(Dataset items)
# # # # #
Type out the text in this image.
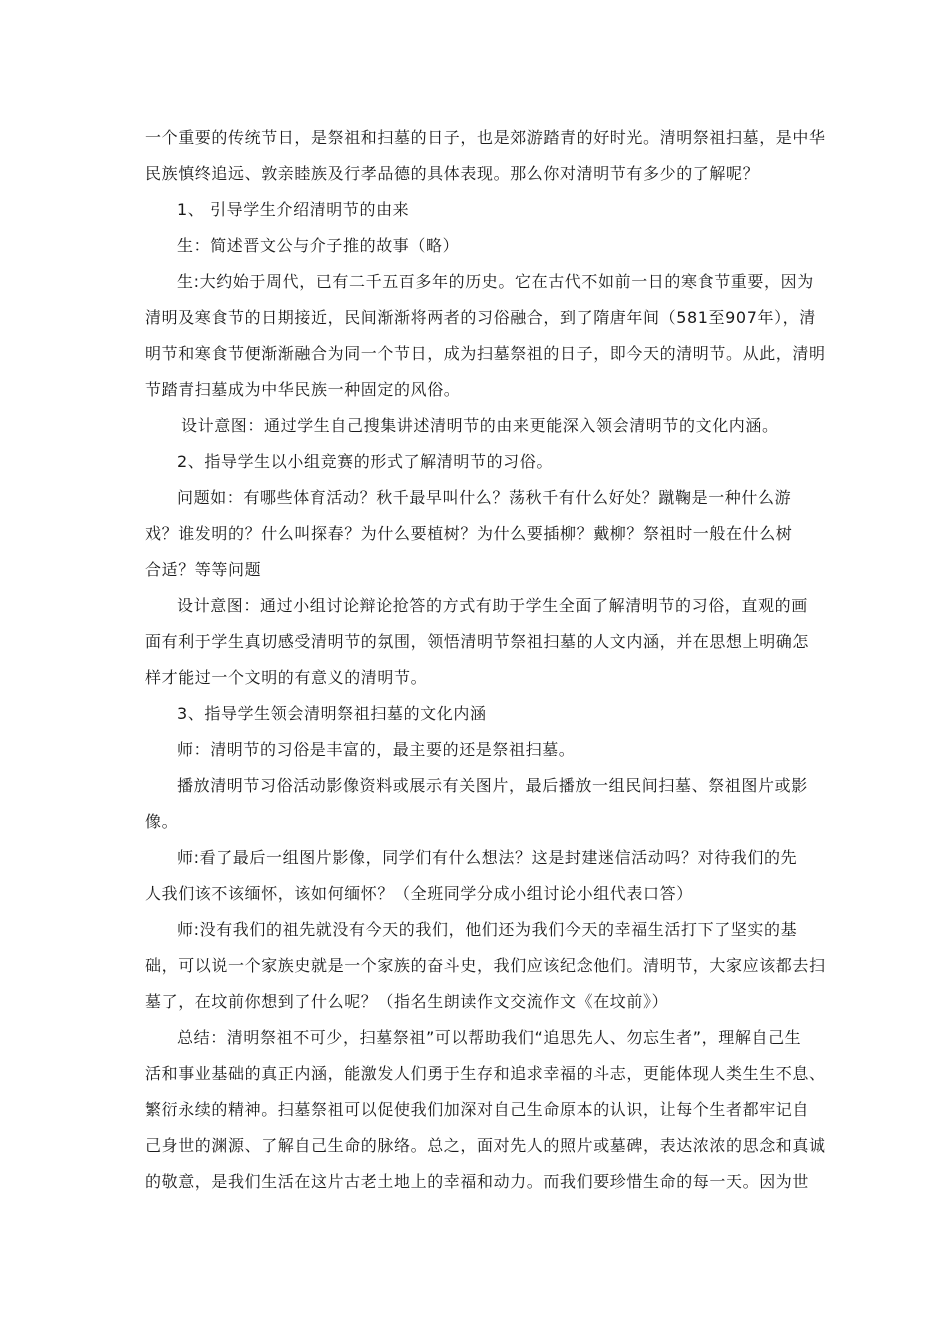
一个重要的传统节日，是祭祖和扫墓的日子，也是郊游踏青的好时光。清明祭祖扫墓，是中华
民族慎终追远、敦亲睦族及行孝品德的具体表现。那么你对清明节有多少的了解呢？
1、 引导学生介绍清明节的由来
生：简述晋文公与介子推的故事（略）
生:大约始于周代，已有二千五百多年的历史。它在古代不如前一日的寒食节重要，因为
清明及寒食节的日期接近，民间渐渐将两者的习俗融合，到了隋唐年间（581至907年），清
明节和寒食节便渐渐融合为同一个节日，成为扫墓祭祖的日子，即今天的清明节。从此，清明
节踏青扫墓成为中华民族一种固定的风俗。
设计意图：通过学生自己搜集讲述清明节的由来更能深入领会清明节的文化内涵。
2、指导学生以小组竞赛的形式了解清明节的习俗。
问题如：有哪些体育活动？秋千最早叫什么？荡秋千有什么好处？蹴鞠是一种什么游
戏？谁发明的？什么叫探春？为什么要植树？为什么要插柳？戴柳？祭祖时一般在什么树
合适？等等问题
设计意图：通过小组讨论辩论抢答的方式有助于学生全面了解清明节的习俗，直观的画
面有利于学生真切感受清明节的氛围，领悟清明节祭祖扫墓的人文内涵，并在思想上明确怎
样才能过一个文明的有意义的清明节。
3、指导学生领会清明祭祖扫墓的文化内涵
师：清明节的习俗是丰富的，最主要的还是祭祖扫墓。
播放清明节习俗活动影像资料或展示有关图片，最后播放一组民间扫墓、祭祖图片或影
像。
师:看了最后一组图片影像，同学们有什么想法？这是封建迷信活动吗？对待我们的先
人我们该不该缅怀，该如何缅怀？（全班同学分成小组讨论小组代表口答）
师:没有我们的祖先就没有今天的我们，他们还为我们今天的幸福生活打下了坚实的基
础，可以说一个家族史就是一个家族的奋斗史，我们应该纪念他们。清明节，大家应该都去扫
墓了，在坟前你想到了什么呢？（指名生朗读作文交流作文《在坟前》）
总结：清明祭祖不可少，扫墓祭祖”可以帮助我们“追思先人、勿忘生者”，理解自己生
活和事业基础的真正内涵，能激发人们勇于生存和追求幸福的斗志，更能体现人类生生不息、
繁衍永续的精神。扫墓祭祖可以促使我们加深对自己生命原本的认识，让每个生者都牢记自
己身世的渊源、了解自己生命的脉络。总之，面对先人的照片或墓碑，表达浓浓的思念和真诚
的敬意，是我们生活在这片古老土地上的幸福和动力。而我们要珍惜生命的每一天。因为世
# # # # #
Do this
Exclude the images, then output the data above word for word.

Expected output
Type out the text in this image.
一个重要的传统节日，是祭祖和扫墓的日子，也是郊游踏青的好时光。清明祭祖扫墓，是中华
民族慎终追远、敦亲睦族及行孝品德的具体表现。那么你对清明节有多少的了解呢？
1、 引导学生介绍清明节的由来
生：简述晋文公与介子推的故事（略）
生:大约始于周代，已有二千五百多年的历史。它在古代不如前一日的寒食节重要，因为
清明及寒食节的日期接近，民间渐渐将两者的习俗融合，到了隋唐年间（581至907年），清
明节和寒食节便渐渐融合为同一个节日，成为扫墓祭祖的日子，即今天的清明节。从此，清明
节踏青扫墓成为中华民族一种固定的风俗。
设计意图：通过学生自己搜集讲述清明节的由来更能深入领会清明节的文化内涵。
2、指导学生以小组竞赛的形式了解清明节的习俗。
问题如：有哪些体育活动？秋千最早叫什么？荡秋千有什么好处？蹴鞠是一种什么游
戏？谁发明的？什么叫探春？为什么要植树？为什么要插柳？戴柳？祭祖时一般在什么树
合适？等等问题
设计意图：通过小组讨论辩论抢答的方式有助于学生全面了解清明节的习俗，直观的画
面有利于学生真切感受清明节的氛围，领悟清明节祭祖扫墓的人文内涵，并在思想上明确怎
样才能过一个文明的有意义的清明节。
3、指导学生领会清明祭祖扫墓的文化内涵
师：清明节的习俗是丰富的，最主要的还是祭祖扫墓。
播放清明节习俗活动影像资料或展示有关图片，最后播放一组民间扫墓、祭祖图片或影
像。
师:看了最后一组图片影像，同学们有什么想法？这是封建迷信活动吗？对待我们的先
人我们该不该缅怀，该如何缅怀？（全班同学分成小组讨论小组代表口答）
师:没有我们的祖先就没有今天的我们，他们还为我们今天的幸福生活打下了坚实的基
础，可以说一个家族史就是一个家族的奋斗史，我们应该纪念他们。清明节，大家应该都去扫
墓了，在坟前你想到了什么呢？（指名生朗读作文交流作文《在坟前》）
总结：清明祭祖不可少，扫墓祭祖”可以帮助我们“追思先人、勿忘生者”，理解自己生
活和事业基础的真正内涵，能激发人们勇于生存和追求幸福的斗志，更能体现人类生生不息、
繁衍永续的精神。扫墓祭祖可以促使我们加深对自己生命原本的认识，让每个生者都牢记自
己身世的渊源、了解自己生命的脉络。总之，面对先人的照片或墓碑，表达浓浓的思念和真诚
的敬意，是我们生活在这片古老土地上的幸福和动力。而我们要珍惜生命的每一天。因为世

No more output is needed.